Stored dataset items
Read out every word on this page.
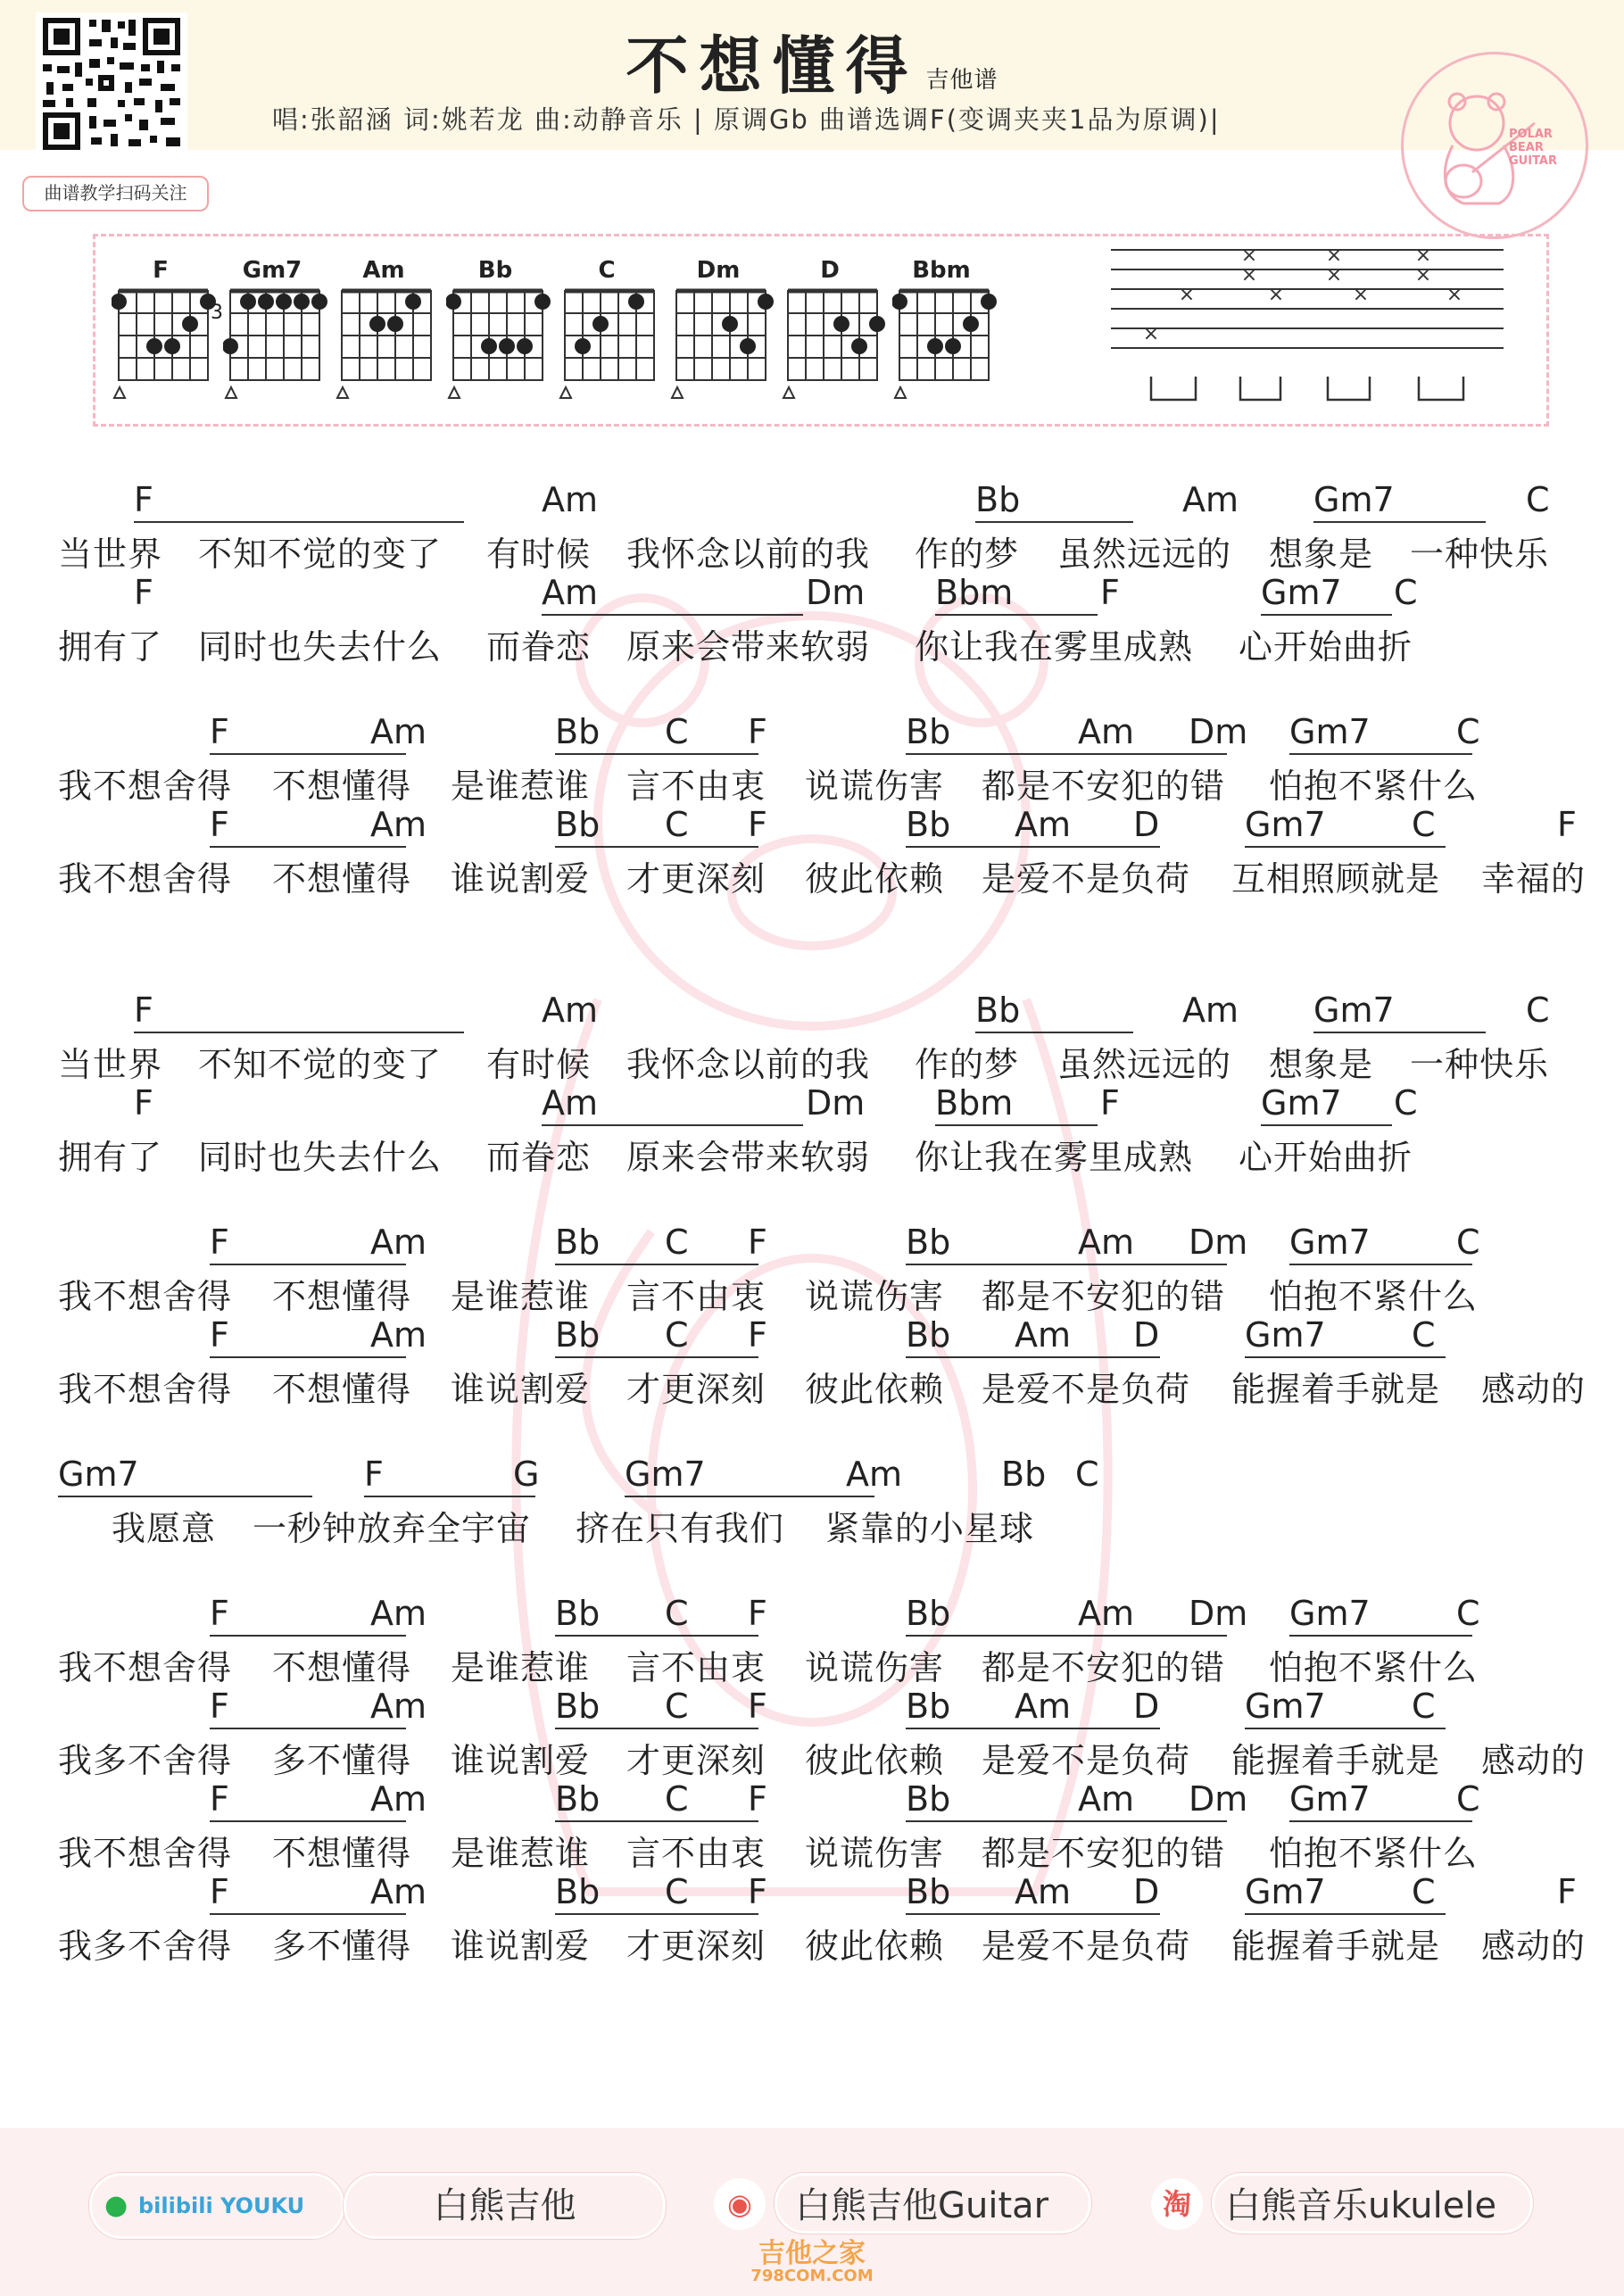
曲谱教学扫码关注
不想懂得 吉他谱
唱:张韶涵 词:姚若龙 曲:动静音乐 | 原调Gb 曲谱选调F(变调夹夹1品为原调)|	POLAR
BEAR
GUITAR
F	Gm7
3
Am	Bb	C	Dm	D	Bbm
×
×
×
×
×
×
×
×
×
×
×
F	Am	Bb	Am Gm7	C
当世界 不知不觉的变了 有时候 我怀念以前的我 作的梦 虽然远远的 想象是 一种快乐
F	Am	Dm Bbm	F	Gm7 C
拥有了 同时也失去什么 而眷恋 原来会带来软弱 你让我在雾里成熟 心开始曲折
F	Am	Bb C F	Bb	Am Dm Gm7	C
我不想舍得 不想懂得 是谁惹谁 言不由衷 说谎伤害 都是不安犯的错 怕抱不紧什么
F	Am	Bb C F	Bb Am D	Gm7	C	F
我不想舍得 不想懂得 谁说割爱 才更深刻 彼此依赖 是爱不是负荷 互相照顾就是 幸福的
F	Am	Bb	Am Gm7	C
当世界 不知不觉的变了 有时候 我怀念以前的我 作的梦 虽然远远的 想象是 一种快乐
F	Am	Dm Bbm	F	Gm7 C
拥有了 同时也失去什么 而眷恋 原来会带来软弱 你让我在雾里成熟 心开始曲折
F	Am	Bb C F	Bb	Am Dm Gm7	C
我不想舍得 不想懂得 是谁惹谁 言不由衷 说谎伤害 都是不安犯的错 怕抱不紧什么
F	Am	Bb C F	Bb Am D	Gm7	C
我不想舍得 不想懂得 谁说割爱 才更深刻 彼此依赖 是爱不是负荷 能握着手就是 感动的
Gm7	F	G	Gm7	Am	Bb C
我愿意 一秒钟放弃全宇宙 挤在只有我们 紧靠的小星球
F	Am	Bb C F	Bb	Am Dm Gm7	C
我不想舍得 不想懂得 是谁惹谁 言不由衷 说谎伤害 都是不安犯的错 怕抱不紧什么
F	Am	Bb C F	Bb Am D	Gm7	C
我多不舍得 多不懂得 谁说割爱 才更深刻 彼此依赖 是爱不是负荷 能握着手就是 感动的
F	Am	Bb C F	Bb	Am Dm Gm7	C
我不想舍得 不想懂得 是谁惹谁 言不由衷 说谎伤害 都是不安犯的错 怕抱不紧什么
F	Am	Bb C F	Bb Am D	Gm7	C	F
我多不舍得 多不懂得 谁说割爱 才更深刻 彼此依赖 是爱不是负荷 能握着手就是 感动的
● bilibili YOUKU	白熊吉他	◉	白熊吉他Guitar	淘 白熊音乐ukulele
吉他之家
798COM.COM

→ Requirement
Copy all lines in the listing above where the string "谁说割爱" appears.

→ Result
我不想舍得 不想懂得 谁说割爱 才更深刻 彼此依赖 是爱不是负荷 互相照顾就是 幸福的
我不想舍得 不想懂得 谁说割爱 才更深刻 彼此依赖 是爱不是负荷 能握着手就是 感动的
我多不舍得 多不懂得 谁说割爱 才更深刻 彼此依赖 是爱不是负荷 能握着手就是 感动的
我多不舍得 多不懂得 谁说割爱 才更深刻 彼此依赖 是爱不是负荷 能握着手就是 感动的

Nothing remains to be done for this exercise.